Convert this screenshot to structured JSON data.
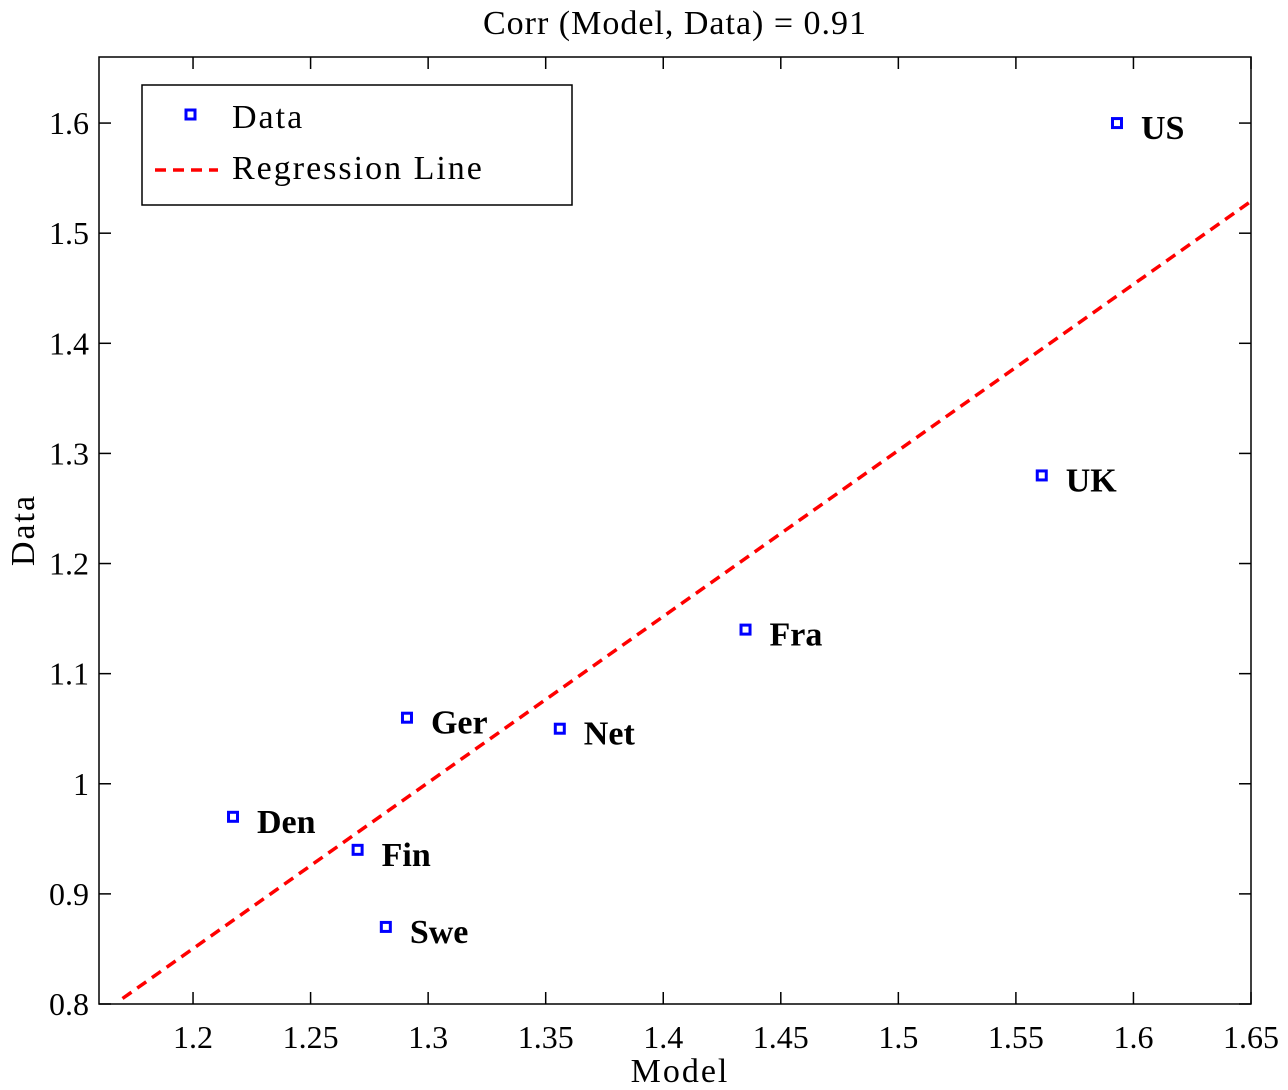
{
  "chart_data": {
    "type": "scatter",
    "title": "Corr (Model, Data) = 0.91",
    "xlabel": "Model",
    "ylabel": "Data",
    "xlim": [
      1.16,
      1.65
    ],
    "ylim": [
      0.8,
      1.66
    ],
    "xticks": [
      1.2,
      1.25,
      1.3,
      1.35,
      1.4,
      1.45,
      1.5,
      1.55,
      1.6,
      1.65
    ],
    "xtick_labels": [
      "1.2",
      "1.25",
      "1.3",
      "1.35",
      "1.4",
      "1.45",
      "1.5",
      "1.55",
      "1.6",
      "1.65"
    ],
    "yticks": [
      0.8,
      0.9,
      1.0,
      1.1,
      1.2,
      1.3,
      1.4,
      1.5,
      1.6
    ],
    "ytick_labels": [
      "0.8",
      "0.9",
      "1",
      "1.1",
      "1.2",
      "1.3",
      "1.4",
      "1.5",
      "1.6"
    ],
    "grid": false,
    "legend_placement": "top-left",
    "series": [
      {
        "name": "Data",
        "type": "scatter",
        "marker": "square",
        "color": "#0000ff",
        "points": [
          {
            "label": "US",
            "x": 1.593,
            "y": 1.6
          },
          {
            "label": "UK",
            "x": 1.561,
            "y": 1.28
          },
          {
            "label": "Fra",
            "x": 1.435,
            "y": 1.14
          },
          {
            "label": "Net",
            "x": 1.356,
            "y": 1.05
          },
          {
            "label": "Ger",
            "x": 1.291,
            "y": 1.06
          },
          {
            "label": "Den",
            "x": 1.217,
            "y": 0.97
          },
          {
            "label": "Fin",
            "x": 1.27,
            "y": 0.94
          },
          {
            "label": "Swe",
            "x": 1.282,
            "y": 0.87
          }
        ]
      },
      {
        "name": "Regression Line",
        "type": "line",
        "style": "dashed",
        "color": "#ff0000",
        "x": [
          1.17,
          1.65
        ],
        "y": [
          0.805,
          1.529
        ]
      }
    ]
  }
}
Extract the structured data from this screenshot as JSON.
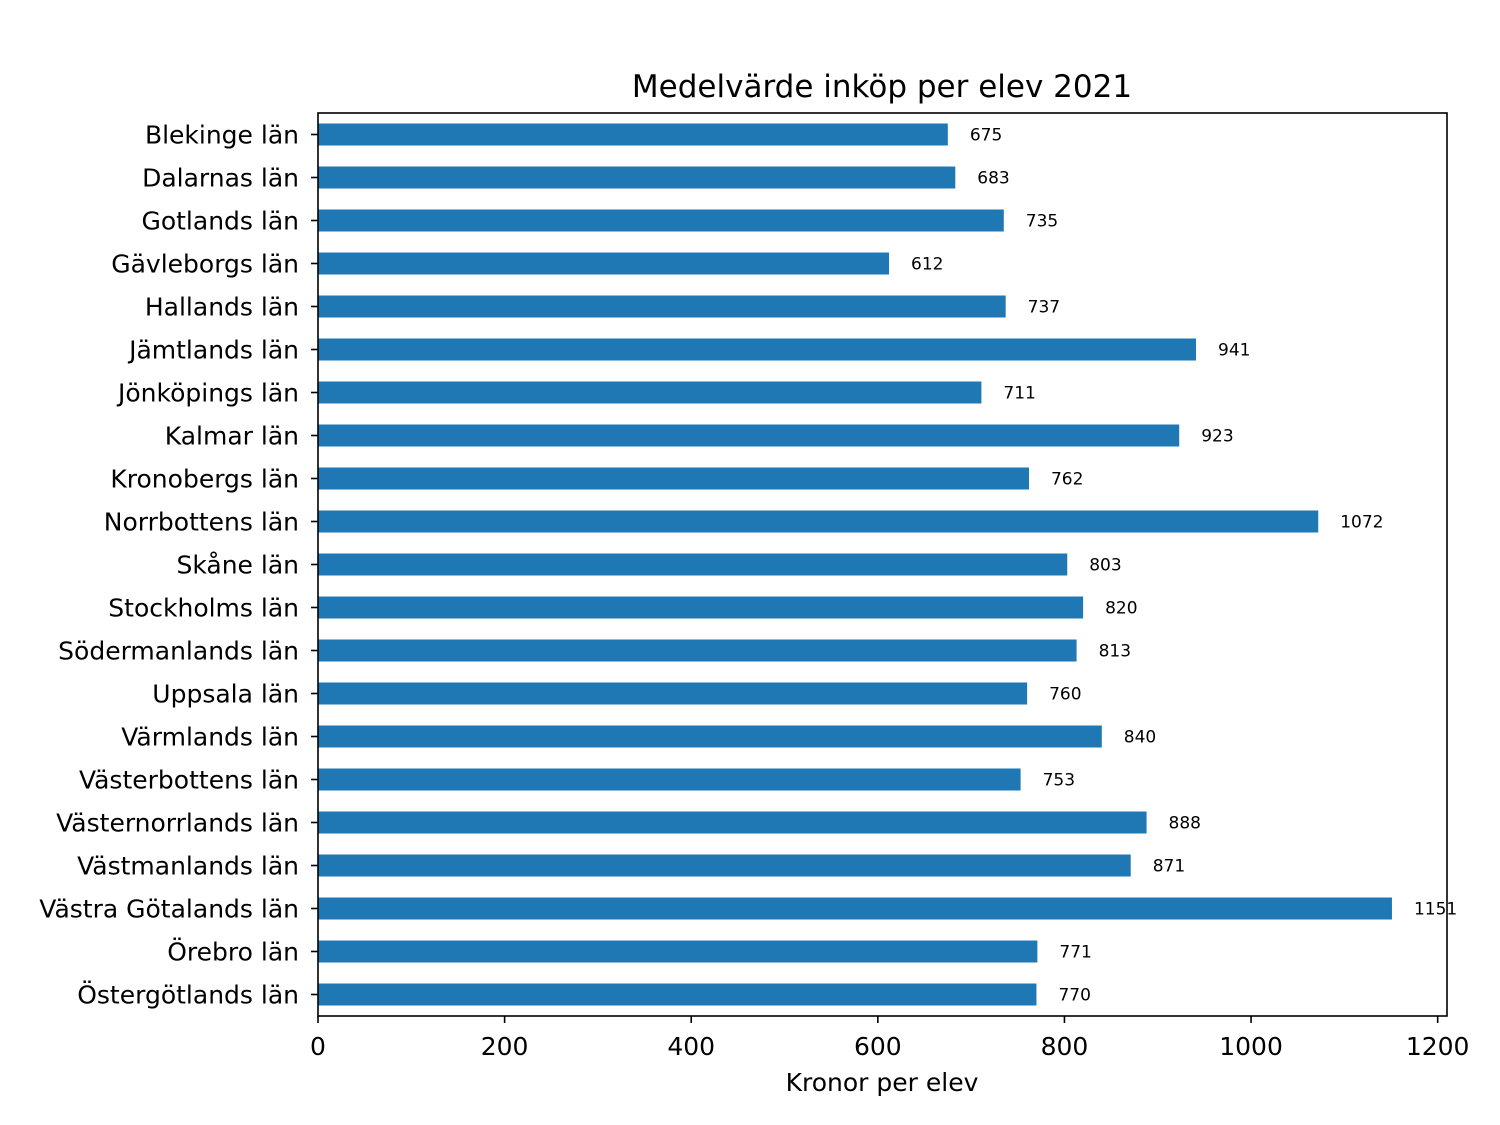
{
  "chart_data": {
    "type": "bar",
    "orientation": "horizontal",
    "title": "Medelvärde inköp per elev 2021",
    "xlabel": "Kronor per elev",
    "ylabel": "",
    "xlim": [
      0,
      1210
    ],
    "xticks": [
      0,
      200,
      400,
      600,
      800,
      1000,
      1200
    ],
    "grid": false,
    "bar_color": "#1f77b4",
    "categories": [
      "Blekinge län",
      "Dalarnas län",
      "Gotlands län",
      "Gävleborgs län",
      "Hallands län",
      "Jämtlands län",
      "Jönköpings län",
      "Kalmar län",
      "Kronobergs län",
      "Norrbottens län",
      "Skåne län",
      "Stockholms län",
      "Södermanlands län",
      "Uppsala län",
      "Värmlands län",
      "Västerbottens län",
      "Västernorrlands län",
      "Västmanlands län",
      "Västra Götalands län",
      "Örebro län",
      "Östergötlands län"
    ],
    "values": [
      675,
      683,
      735,
      612,
      737,
      941,
      711,
      923,
      762,
      1072,
      803,
      820,
      813,
      760,
      840,
      753,
      888,
      871,
      1151,
      771,
      770
    ],
    "value_labels": [
      "675",
      "683",
      "735",
      "612",
      "737",
      "941",
      "711",
      "923",
      "762",
      "1072",
      "803",
      "820",
      "813",
      "760",
      "840",
      "753",
      "888",
      "871",
      "1151",
      "771",
      "770"
    ]
  }
}
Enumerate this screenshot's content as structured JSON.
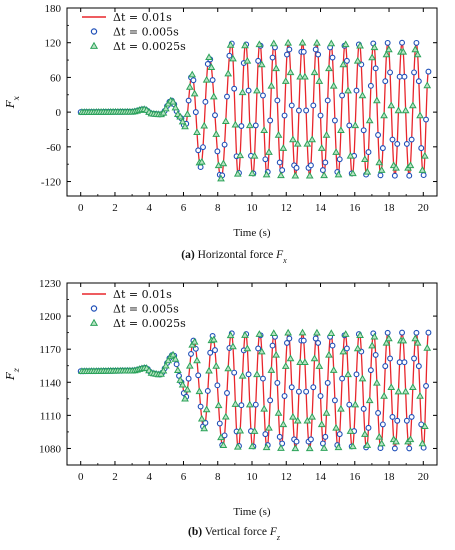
{
  "colors": {
    "series1": "#e8262c",
    "series2": "#1f4fb8",
    "series3": "#2ca35a",
    "series3_fill": "#b9e3c4"
  },
  "chart_data": [
    {
      "type": "line",
      "caption_id": "(a)",
      "caption_text": "Horizontal force",
      "caption_symbol": "F",
      "caption_sub": "x",
      "xlabel": "Time (s)",
      "ylabel": "F",
      "ylabel_sub": "x",
      "xlim": [
        -0.8,
        20.8
      ],
      "ylim": [
        -145,
        180
      ],
      "xticks": [
        0,
        2,
        4,
        6,
        8,
        10,
        12,
        14,
        16,
        18,
        20
      ],
      "yticks": [
        -120,
        -60,
        0,
        60,
        120,
        180
      ],
      "legend_position": "top-left",
      "series": [
        {
          "name": "Δt = 0.01s",
          "style": "line"
        },
        {
          "name": "Δt = 0.005s",
          "style": "circle"
        },
        {
          "name": "Δt = 0.0025s",
          "style": "triangle"
        }
      ],
      "signal": {
        "baseline": 0,
        "startup": [
          [
            0,
            0
          ],
          [
            3.0,
            0.5
          ],
          [
            3.7,
            5
          ],
          [
            4.2,
            -3
          ],
          [
            4.7,
            -4
          ],
          [
            5.3,
            20
          ],
          [
            5.8,
            -8
          ],
          [
            6.1,
            -25
          ],
          [
            6.5,
            65
          ],
          [
            7.0,
            -95
          ],
          [
            7.5,
            95
          ],
          [
            8.2,
            -115
          ],
          [
            8.8,
            120
          ],
          [
            9.2,
            -110
          ]
        ],
        "period": 0.83,
        "peak_start_time": 8.8,
        "max": 120,
        "min": -110,
        "end_time": 20.3,
        "end_value": 70
      }
    },
    {
      "type": "line",
      "caption_id": "(b)",
      "caption_text": "Vertical force",
      "caption_symbol": "F",
      "caption_sub": "z",
      "xlabel": "Time (s)",
      "ylabel": "F",
      "ylabel_sub": "z",
      "xlim": [
        -0.8,
        20.8
      ],
      "ylim": [
        1065,
        1230
      ],
      "xticks": [
        0,
        2,
        4,
        6,
        8,
        10,
        12,
        14,
        16,
        18,
        20
      ],
      "yticks": [
        1080,
        1110,
        1140,
        1170,
        1200,
        1230
      ],
      "legend_position": "top-left",
      "series": [
        {
          "name": "Δt = 0.01s",
          "style": "line"
        },
        {
          "name": "Δt = 0.005s",
          "style": "circle"
        },
        {
          "name": "Δt = 0.0025s",
          "style": "triangle"
        }
      ],
      "signal": {
        "baseline": 1150,
        "startup": [
          [
            0,
            1150
          ],
          [
            3.0,
            1150.5
          ],
          [
            3.8,
            1153
          ],
          [
            4.2,
            1148
          ],
          [
            4.6,
            1147
          ],
          [
            5.4,
            1165
          ],
          [
            5.9,
            1140
          ],
          [
            6.1,
            1125
          ],
          [
            6.6,
            1178
          ],
          [
            7.2,
            1098
          ],
          [
            7.7,
            1182
          ],
          [
            8.3,
            1082
          ],
          [
            8.8,
            1185
          ],
          [
            9.2,
            1080
          ]
        ],
        "period": 0.83,
        "peak_start_time": 8.8,
        "max": 1185,
        "min": 1080,
        "end_time": 20.3,
        "end_value": 1185
      }
    }
  ]
}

──────────────────────────────

**WORK REQUIRED**. Scan the data for the word "elev" and copy every line where it shows up.

**THE OUTPUT**.
    "title": "Medelvärde inköp per elev 2021",
    "xlabel": "Kronor per elev",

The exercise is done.